*** DATASET ENTRIES ***

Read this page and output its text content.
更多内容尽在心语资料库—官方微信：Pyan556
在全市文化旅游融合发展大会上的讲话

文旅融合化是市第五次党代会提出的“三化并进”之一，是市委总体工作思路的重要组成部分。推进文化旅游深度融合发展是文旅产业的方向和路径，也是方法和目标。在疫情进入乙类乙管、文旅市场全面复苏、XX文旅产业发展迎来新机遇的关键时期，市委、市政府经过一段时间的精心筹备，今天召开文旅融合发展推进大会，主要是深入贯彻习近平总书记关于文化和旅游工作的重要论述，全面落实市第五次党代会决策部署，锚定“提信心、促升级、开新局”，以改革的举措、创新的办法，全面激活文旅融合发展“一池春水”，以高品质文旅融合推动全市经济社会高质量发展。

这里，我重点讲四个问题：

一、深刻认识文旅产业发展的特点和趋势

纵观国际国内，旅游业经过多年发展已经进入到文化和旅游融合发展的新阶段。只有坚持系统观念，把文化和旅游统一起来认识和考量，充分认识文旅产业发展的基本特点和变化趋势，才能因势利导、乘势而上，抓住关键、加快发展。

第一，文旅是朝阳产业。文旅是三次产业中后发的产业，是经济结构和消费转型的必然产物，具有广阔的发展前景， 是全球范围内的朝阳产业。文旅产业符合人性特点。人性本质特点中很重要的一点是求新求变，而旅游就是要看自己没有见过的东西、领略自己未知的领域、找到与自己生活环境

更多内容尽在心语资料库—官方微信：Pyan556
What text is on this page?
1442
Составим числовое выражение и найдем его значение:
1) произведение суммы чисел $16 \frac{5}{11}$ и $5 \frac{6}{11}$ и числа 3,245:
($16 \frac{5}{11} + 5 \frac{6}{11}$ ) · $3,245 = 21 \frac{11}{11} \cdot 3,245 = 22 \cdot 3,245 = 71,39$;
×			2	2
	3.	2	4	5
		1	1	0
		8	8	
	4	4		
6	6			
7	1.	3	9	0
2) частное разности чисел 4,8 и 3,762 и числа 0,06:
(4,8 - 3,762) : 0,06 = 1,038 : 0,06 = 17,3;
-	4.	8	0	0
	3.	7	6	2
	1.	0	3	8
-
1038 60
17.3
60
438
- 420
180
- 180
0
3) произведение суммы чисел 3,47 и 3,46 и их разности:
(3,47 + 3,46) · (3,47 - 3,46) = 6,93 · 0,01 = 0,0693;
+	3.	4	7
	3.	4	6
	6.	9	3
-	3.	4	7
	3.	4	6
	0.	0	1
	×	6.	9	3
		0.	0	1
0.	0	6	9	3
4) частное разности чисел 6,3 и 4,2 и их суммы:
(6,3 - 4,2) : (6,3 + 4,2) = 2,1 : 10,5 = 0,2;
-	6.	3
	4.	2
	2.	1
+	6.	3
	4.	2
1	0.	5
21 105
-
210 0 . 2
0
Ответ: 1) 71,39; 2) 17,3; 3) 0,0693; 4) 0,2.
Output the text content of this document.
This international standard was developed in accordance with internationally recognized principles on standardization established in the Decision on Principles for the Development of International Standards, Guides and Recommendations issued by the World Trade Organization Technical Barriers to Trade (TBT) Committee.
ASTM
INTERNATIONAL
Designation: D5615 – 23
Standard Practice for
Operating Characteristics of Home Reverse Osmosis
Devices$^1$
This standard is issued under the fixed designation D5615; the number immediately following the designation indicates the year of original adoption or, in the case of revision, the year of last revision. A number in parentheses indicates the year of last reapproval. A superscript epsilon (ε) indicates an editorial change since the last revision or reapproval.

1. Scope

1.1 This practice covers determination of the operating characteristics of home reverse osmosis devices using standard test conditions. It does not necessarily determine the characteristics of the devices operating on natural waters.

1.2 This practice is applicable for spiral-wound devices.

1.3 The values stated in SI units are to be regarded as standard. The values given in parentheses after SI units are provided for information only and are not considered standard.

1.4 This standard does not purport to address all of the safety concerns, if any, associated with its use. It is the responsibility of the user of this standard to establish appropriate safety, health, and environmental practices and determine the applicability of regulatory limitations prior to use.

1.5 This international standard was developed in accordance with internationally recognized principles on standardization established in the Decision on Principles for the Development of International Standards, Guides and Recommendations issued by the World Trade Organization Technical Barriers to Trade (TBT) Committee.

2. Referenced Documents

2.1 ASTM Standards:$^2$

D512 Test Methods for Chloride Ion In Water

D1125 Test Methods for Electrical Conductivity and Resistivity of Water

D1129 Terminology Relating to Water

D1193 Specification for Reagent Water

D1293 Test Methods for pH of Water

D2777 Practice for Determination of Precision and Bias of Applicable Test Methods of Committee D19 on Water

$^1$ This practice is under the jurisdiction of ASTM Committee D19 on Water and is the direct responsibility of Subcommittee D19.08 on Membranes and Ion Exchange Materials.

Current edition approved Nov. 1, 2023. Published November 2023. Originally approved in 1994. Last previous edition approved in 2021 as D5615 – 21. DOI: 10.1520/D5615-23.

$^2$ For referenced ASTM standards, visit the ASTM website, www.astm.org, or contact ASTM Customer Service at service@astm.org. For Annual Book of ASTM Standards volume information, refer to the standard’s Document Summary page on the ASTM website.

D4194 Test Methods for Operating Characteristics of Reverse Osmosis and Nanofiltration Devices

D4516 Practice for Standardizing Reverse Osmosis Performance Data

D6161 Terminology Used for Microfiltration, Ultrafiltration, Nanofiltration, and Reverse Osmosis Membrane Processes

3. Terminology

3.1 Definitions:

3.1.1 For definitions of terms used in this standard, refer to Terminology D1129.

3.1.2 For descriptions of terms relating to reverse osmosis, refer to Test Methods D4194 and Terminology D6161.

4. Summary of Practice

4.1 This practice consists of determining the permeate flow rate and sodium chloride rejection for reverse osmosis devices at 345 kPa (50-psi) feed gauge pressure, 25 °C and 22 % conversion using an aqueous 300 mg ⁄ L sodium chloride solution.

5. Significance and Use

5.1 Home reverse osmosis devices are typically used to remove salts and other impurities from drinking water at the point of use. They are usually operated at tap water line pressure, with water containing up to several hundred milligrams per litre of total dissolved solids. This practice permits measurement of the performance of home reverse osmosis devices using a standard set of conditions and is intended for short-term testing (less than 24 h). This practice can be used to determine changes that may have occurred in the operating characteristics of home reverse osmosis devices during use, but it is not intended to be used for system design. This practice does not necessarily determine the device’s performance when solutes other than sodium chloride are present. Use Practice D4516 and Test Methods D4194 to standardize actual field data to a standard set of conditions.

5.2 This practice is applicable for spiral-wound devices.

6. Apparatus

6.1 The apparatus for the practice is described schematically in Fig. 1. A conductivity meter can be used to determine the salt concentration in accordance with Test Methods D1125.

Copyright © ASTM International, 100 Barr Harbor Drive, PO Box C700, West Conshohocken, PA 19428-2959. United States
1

***

Scan the listing above and identify each line holding the string "wound"; copy every such line.

1.2 This practice is applicable for spiral-wound devices.
5.2 This practice is applicable for spiral-wound devices.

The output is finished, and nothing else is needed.